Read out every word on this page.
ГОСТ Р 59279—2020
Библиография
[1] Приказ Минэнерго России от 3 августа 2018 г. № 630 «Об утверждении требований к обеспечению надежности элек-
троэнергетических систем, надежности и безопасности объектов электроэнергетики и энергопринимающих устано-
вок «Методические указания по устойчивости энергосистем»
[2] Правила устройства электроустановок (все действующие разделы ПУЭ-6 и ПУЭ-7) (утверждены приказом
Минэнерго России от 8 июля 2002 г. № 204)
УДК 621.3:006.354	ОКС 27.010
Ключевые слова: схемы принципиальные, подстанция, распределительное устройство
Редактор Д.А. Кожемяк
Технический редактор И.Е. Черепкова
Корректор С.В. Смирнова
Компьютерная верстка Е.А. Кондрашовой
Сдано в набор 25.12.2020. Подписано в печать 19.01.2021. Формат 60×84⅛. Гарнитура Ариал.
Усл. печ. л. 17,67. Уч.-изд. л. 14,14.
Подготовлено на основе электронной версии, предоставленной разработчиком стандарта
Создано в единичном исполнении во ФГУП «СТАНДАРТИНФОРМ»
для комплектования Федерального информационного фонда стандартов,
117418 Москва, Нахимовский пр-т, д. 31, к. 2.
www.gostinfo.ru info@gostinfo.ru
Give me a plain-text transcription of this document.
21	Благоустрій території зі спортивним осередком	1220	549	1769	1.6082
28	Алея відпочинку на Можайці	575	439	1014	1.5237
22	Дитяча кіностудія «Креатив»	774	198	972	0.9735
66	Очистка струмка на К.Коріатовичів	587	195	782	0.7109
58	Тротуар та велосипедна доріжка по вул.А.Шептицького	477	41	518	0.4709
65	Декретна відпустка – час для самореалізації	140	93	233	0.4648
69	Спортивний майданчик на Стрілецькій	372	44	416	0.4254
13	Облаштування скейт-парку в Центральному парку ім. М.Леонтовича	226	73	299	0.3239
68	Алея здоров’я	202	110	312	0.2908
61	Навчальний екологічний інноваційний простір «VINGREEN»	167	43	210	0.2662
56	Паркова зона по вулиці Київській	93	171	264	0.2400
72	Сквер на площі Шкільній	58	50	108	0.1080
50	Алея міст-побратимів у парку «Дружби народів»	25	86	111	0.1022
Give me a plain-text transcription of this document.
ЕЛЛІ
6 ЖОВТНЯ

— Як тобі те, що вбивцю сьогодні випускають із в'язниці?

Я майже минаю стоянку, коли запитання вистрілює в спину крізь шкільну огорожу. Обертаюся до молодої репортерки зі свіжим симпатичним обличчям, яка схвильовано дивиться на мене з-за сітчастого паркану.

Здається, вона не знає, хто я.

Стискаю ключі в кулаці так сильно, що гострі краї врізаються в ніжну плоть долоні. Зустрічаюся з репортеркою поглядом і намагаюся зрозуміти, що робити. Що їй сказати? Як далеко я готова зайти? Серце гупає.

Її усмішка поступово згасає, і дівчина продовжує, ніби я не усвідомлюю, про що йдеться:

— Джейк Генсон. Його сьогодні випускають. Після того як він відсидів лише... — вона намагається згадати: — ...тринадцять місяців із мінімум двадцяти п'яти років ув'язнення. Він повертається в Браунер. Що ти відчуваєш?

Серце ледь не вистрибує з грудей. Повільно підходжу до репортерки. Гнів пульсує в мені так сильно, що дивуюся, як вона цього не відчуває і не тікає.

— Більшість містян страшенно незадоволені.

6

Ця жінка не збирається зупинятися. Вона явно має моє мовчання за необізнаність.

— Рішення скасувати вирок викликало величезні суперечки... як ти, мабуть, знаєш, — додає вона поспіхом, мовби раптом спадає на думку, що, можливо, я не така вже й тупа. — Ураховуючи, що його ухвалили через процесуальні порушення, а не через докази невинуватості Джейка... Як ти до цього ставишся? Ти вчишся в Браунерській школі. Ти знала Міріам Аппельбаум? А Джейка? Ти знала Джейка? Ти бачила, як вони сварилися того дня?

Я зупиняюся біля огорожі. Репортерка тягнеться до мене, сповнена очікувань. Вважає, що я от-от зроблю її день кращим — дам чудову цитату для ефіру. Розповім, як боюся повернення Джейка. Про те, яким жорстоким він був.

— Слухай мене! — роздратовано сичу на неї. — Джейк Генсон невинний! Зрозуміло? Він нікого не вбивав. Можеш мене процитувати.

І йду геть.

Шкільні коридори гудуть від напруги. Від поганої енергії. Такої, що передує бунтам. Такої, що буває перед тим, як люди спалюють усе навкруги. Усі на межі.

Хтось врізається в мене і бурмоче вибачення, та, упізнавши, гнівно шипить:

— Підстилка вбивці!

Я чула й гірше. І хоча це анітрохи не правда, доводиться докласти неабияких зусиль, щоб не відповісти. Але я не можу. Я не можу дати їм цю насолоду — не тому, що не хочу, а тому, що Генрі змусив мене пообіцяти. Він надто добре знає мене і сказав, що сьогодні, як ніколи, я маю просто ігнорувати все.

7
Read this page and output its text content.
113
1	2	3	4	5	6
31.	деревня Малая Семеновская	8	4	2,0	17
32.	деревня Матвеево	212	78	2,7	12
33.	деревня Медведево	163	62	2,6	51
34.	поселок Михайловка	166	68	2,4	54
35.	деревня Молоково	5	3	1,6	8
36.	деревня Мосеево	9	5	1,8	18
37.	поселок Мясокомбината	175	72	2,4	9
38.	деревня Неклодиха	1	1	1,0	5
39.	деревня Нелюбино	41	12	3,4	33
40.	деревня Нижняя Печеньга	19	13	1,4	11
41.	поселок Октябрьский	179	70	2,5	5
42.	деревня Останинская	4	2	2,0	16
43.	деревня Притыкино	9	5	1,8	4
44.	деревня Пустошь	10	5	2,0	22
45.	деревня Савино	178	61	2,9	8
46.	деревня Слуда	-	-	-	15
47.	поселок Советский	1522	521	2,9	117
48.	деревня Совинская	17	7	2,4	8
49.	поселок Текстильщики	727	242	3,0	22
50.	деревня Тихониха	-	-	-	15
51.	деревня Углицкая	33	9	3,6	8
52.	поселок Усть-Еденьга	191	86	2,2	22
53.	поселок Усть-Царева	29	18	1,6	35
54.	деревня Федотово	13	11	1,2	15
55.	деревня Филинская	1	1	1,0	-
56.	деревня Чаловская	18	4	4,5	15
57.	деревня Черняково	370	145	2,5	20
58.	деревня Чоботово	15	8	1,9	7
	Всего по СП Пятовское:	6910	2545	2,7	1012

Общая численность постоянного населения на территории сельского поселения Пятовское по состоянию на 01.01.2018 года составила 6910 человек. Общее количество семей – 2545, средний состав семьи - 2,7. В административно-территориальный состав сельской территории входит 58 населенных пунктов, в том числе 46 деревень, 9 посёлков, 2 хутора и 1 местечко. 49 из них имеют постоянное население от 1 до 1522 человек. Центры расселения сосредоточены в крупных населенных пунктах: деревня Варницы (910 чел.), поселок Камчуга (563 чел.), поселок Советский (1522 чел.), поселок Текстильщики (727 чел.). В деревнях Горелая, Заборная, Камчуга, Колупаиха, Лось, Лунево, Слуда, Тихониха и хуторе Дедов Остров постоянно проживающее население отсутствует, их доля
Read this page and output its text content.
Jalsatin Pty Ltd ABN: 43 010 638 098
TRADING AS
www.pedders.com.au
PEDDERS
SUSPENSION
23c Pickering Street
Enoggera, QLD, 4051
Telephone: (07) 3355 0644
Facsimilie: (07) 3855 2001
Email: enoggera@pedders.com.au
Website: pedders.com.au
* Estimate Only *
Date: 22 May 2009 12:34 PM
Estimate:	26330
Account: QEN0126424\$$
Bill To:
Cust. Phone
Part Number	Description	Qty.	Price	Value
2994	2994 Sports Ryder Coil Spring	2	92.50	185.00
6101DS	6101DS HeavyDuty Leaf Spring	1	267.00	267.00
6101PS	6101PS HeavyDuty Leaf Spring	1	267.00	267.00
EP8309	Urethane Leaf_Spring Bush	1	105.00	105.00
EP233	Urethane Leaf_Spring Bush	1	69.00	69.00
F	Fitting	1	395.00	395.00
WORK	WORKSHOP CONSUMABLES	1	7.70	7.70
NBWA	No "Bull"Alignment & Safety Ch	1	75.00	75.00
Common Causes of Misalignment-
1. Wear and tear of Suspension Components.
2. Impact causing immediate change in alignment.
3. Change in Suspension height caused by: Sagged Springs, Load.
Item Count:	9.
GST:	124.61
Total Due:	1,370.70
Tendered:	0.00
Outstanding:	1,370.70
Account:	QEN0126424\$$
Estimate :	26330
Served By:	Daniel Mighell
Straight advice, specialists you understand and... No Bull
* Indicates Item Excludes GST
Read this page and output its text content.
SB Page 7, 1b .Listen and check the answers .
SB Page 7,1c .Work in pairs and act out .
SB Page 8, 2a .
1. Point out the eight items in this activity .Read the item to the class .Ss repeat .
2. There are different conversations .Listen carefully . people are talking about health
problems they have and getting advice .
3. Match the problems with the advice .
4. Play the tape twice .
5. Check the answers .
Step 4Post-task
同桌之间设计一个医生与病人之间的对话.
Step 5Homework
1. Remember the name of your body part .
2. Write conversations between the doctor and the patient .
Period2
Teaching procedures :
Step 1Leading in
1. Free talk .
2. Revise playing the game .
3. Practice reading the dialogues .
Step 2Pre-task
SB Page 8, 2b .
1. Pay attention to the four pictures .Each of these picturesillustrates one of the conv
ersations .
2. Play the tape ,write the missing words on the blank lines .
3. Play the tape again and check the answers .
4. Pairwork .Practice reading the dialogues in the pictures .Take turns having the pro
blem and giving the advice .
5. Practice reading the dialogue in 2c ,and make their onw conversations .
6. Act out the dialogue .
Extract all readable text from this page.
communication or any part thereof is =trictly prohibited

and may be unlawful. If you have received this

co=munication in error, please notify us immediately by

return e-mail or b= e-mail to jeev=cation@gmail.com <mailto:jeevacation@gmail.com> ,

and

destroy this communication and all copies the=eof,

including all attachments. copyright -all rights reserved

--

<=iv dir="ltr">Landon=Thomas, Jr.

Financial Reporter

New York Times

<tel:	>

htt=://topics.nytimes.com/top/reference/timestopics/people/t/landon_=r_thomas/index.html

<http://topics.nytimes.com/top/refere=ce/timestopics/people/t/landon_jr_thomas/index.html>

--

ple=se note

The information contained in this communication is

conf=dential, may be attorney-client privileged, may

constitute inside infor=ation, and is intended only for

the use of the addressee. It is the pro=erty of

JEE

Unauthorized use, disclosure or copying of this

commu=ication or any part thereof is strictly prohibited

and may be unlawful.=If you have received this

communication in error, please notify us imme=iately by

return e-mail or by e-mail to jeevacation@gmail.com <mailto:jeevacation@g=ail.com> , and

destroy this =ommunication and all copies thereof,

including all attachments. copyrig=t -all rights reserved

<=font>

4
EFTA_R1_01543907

++++++

> **What this task involves**
From the entries above, collect every line with the string "Listen" in it.

> **Full solution**
SB Page 7, 1b .Listen and check the answers .
2. There are different conversations .Listen carefully . people are talking about health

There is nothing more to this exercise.